## Items from a figure collection
────

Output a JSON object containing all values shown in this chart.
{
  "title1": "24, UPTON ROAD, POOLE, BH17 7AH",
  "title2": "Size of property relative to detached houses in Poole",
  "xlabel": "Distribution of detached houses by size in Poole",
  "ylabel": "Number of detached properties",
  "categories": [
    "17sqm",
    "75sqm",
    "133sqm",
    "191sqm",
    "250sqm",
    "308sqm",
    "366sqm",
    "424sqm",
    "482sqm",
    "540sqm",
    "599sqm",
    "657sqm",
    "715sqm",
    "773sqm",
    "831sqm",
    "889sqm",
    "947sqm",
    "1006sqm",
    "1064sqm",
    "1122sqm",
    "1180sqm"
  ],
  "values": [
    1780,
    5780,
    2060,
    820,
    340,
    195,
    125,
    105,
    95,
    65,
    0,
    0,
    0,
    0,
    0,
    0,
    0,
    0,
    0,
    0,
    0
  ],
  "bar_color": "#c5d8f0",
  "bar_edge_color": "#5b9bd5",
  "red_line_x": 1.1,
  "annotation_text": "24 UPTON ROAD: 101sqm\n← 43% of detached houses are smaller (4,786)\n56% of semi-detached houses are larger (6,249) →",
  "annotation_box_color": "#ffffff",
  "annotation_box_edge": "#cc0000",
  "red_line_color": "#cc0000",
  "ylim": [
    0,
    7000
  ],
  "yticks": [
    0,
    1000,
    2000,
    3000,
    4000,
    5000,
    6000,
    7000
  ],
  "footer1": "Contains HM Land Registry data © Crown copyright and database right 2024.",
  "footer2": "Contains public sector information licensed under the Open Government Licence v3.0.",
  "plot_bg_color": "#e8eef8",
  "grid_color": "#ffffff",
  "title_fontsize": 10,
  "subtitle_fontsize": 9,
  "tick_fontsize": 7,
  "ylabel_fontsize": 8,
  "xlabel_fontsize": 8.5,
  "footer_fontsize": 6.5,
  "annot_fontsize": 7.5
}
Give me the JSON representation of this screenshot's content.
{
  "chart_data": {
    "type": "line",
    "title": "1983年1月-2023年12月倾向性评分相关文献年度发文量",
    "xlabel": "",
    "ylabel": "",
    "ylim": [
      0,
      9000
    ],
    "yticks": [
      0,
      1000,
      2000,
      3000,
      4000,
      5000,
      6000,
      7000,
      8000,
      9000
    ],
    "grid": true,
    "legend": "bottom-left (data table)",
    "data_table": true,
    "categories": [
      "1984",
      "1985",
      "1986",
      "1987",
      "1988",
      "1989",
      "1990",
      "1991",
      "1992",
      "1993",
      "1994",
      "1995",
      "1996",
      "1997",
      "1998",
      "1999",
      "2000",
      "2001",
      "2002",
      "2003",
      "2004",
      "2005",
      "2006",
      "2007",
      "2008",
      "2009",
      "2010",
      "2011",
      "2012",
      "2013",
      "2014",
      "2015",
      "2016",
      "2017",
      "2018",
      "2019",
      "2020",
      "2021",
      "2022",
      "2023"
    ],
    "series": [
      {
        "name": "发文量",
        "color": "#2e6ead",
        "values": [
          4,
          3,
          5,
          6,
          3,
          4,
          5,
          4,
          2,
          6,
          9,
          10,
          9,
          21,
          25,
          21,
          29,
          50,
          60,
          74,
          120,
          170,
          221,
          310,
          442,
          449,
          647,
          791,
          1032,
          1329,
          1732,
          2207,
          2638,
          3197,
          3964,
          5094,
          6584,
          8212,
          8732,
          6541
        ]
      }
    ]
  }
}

────

Give the entries again in full, exactly as they are written.

Output a JSON object containing all values shown in this chart.
{
  "title1": "24, UPTON ROAD, POOLE, BH17 7AH",
  "title2": "Size of property relative to detached houses in Poole",
  "xlabel": "Distribution of detached houses by size in Poole",
  "ylabel": "Number of detached properties",
  "categories": [
    "17sqm",
    "75sqm",
    "133sqm",
    "191sqm",
    "250sqm",
    "308sqm",
    "366sqm",
    "424sqm",
    "482sqm",
    "540sqm",
    "599sqm",
    "657sqm",
    "715sqm",
    "773sqm",
    "831sqm",
    "889sqm",
    "947sqm",
    "1006sqm",
    "1064sqm",
    "1122sqm",
    "1180sqm"
  ],
  "values": [
    1780,
    5780,
    2060,
    820,
    340,
    195,
    125,
    105,
    95,
    65,
    0,
    0,
    0,
    0,
    0,
    0,
    0,
    0,
    0,
    0,
    0
  ],
  "bar_color": "#c5d8f0",
  "bar_edge_color": "#5b9bd5",
  "red_line_x": 1.1,
  "annotation_text": "24 UPTON ROAD: 101sqm\n← 43% of detached houses are smaller (4,786)\n56% of semi-detached houses are larger (6,249) →",
  "annotation_box_color": "#ffffff",
  "annotation_box_edge": "#cc0000",
  "red_line_color": "#cc0000",
  "ylim": [
    0,
    7000
  ],
  "yticks": [
    0,
    1000,
    2000,
    3000,
    4000,
    5000,
    6000,
    7000
  ],
  "footer1": "Contains HM Land Registry data © Crown copyright and database right 2024.",
  "footer2": "Contains public sector information licensed under the Open Government Licence v3.0.",
  "plot_bg_color": "#e8eef8",
  "grid_color": "#ffffff",
  "title_fontsize": 10,
  "subtitle_fontsize": 9,
  "tick_fontsize": 7,
  "ylabel_fontsize": 8,
  "xlabel_fontsize": 8.5,
  "footer_fontsize": 6.5,
  "annot_fontsize": 7.5
}
Give me the JSON representation of this screenshot's content.
{
  "chart_data": {
    "type": "line",
    "title": "1983年1月-2023年12月倾向性评分相关文献年度发文量",
    "xlabel": "",
    "ylabel": "",
    "ylim": [
      0,
      9000
    ],
    "yticks": [
      0,
      1000,
      2000,
      3000,
      4000,
      5000,
      6000,
      7000,
      8000,
      9000
    ],
    "grid": true,
    "legend": "bottom-left (data table)",
    "data_table": true,
    "categories": [
      "1984",
      "1985",
      "1986",
      "1987",
      "1988",
      "1989",
      "1990",
      "1991",
      "1992",
      "1993",
      "1994",
      "1995",
      "1996",
      "1997",
      "1998",
      "1999",
      "2000",
      "2001",
      "2002",
      "2003",
      "2004",
      "2005",
      "2006",
      "2007",
      "2008",
      "2009",
      "2010",
      "2011",
      "2012",
      "2013",
      "2014",
      "2015",
      "2016",
      "2017",
      "2018",
      "2019",
      "2020",
      "2021",
      "2022",
      "2023"
    ],
    "series": [
      {
        "name": "发文量",
        "color": "#2e6ead",
        "values": [
          4,
          3,
          5,
          6,
          3,
          4,
          5,
          4,
          2,
          6,
          9,
          10,
          9,
          21,
          25,
          21,
          29,
          50,
          60,
          74,
          120,
          170,
          221,
          310,
          442,
          449,
          647,
          791,
          1032,
          1329,
          1732,
          2207,
          2638,
          3197,
          3964,
          5094,
          6584,
          8212,
          8732,
          6541
        ]
      }
    ]
  }
}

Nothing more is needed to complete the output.